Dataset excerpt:
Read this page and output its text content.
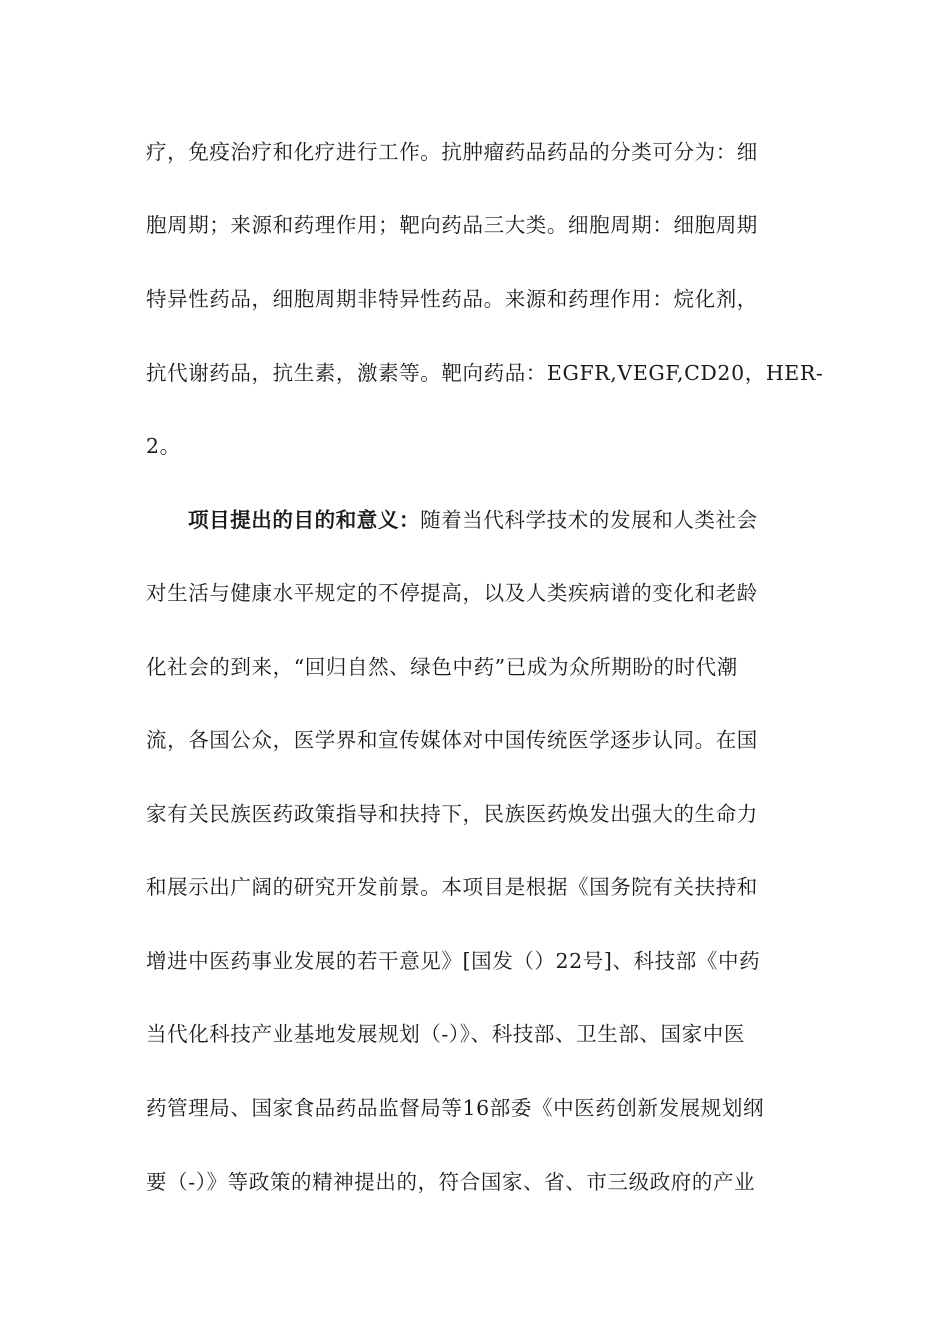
疗，免疫治疗和化疗进行工作。抗肿瘤药品药品的分类可分为：细
胞周期；来源和药理作用；靶向药品三大类。细胞周期：细胞周期
特异性药品，细胞周期非特异性药品。来源和药理作用：烷化剂，
抗代谢药品，抗生素，激素等。靶向药品：EGFR,VEGF,CD20，HER-
2。
项目提出的目的和意义：随着当代科学技术的发展和人类社会
对生活与健康水平规定的不停提高，以及人类疾病谱的变化和老龄
化社会的到来，“回归自然、绿色中药”已成为众所期盼的时代潮
流，各国公众，医学界和宣传媒体对中国传统医学逐步认同。在国
家有关民族医药政策指导和扶持下，民族医药焕发出强大的生命力
和展示出广阔的研究开发前景。本项目是根据《国务院有关扶持和
增进中医药事业发展的若干意见》[国发（）22号]、科技部《中药
当代化科技产业基地发展规划（-）》、科技部、卫生部、国家中医
药管理局、国家食品药品监督局等16部委《中医药创新发展规划纲
要（-）》等政策的精神提出的，符合国家、省、市三级政府的产业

• WHAT YOU ARE ASKED TO DO
Except for the pictures, reproduce every line exactly.

• OUTPUT OF THE EXERCISE
Read this page and output its text content.
疗，免疫治疗和化疗进行工作。抗肿瘤药品药品的分类可分为：细
胞周期；来源和药理作用；靶向药品三大类。细胞周期：细胞周期
特异性药品，细胞周期非特异性药品。来源和药理作用：烷化剂，
抗代谢药品，抗生素，激素等。靶向药品：EGFR,VEGF,CD20，HER-
2。
项目提出的目的和意义：随着当代科学技术的发展和人类社会
对生活与健康水平规定的不停提高，以及人类疾病谱的变化和老龄
化社会的到来，“回归自然、绿色中药”已成为众所期盼的时代潮
流，各国公众，医学界和宣传媒体对中国传统医学逐步认同。在国
家有关民族医药政策指导和扶持下，民族医药焕发出强大的生命力
和展示出广阔的研究开发前景。本项目是根据《国务院有关扶持和
增进中医药事业发展的若干意见》[国发（）22号]、科技部《中药
当代化科技产业基地发展规划（-）》、科技部、卫生部、国家中医
药管理局、国家食品药品监督局等16部委《中医药创新发展规划纲
要（-）》等政策的精神提出的，符合国家、省、市三级政府的产业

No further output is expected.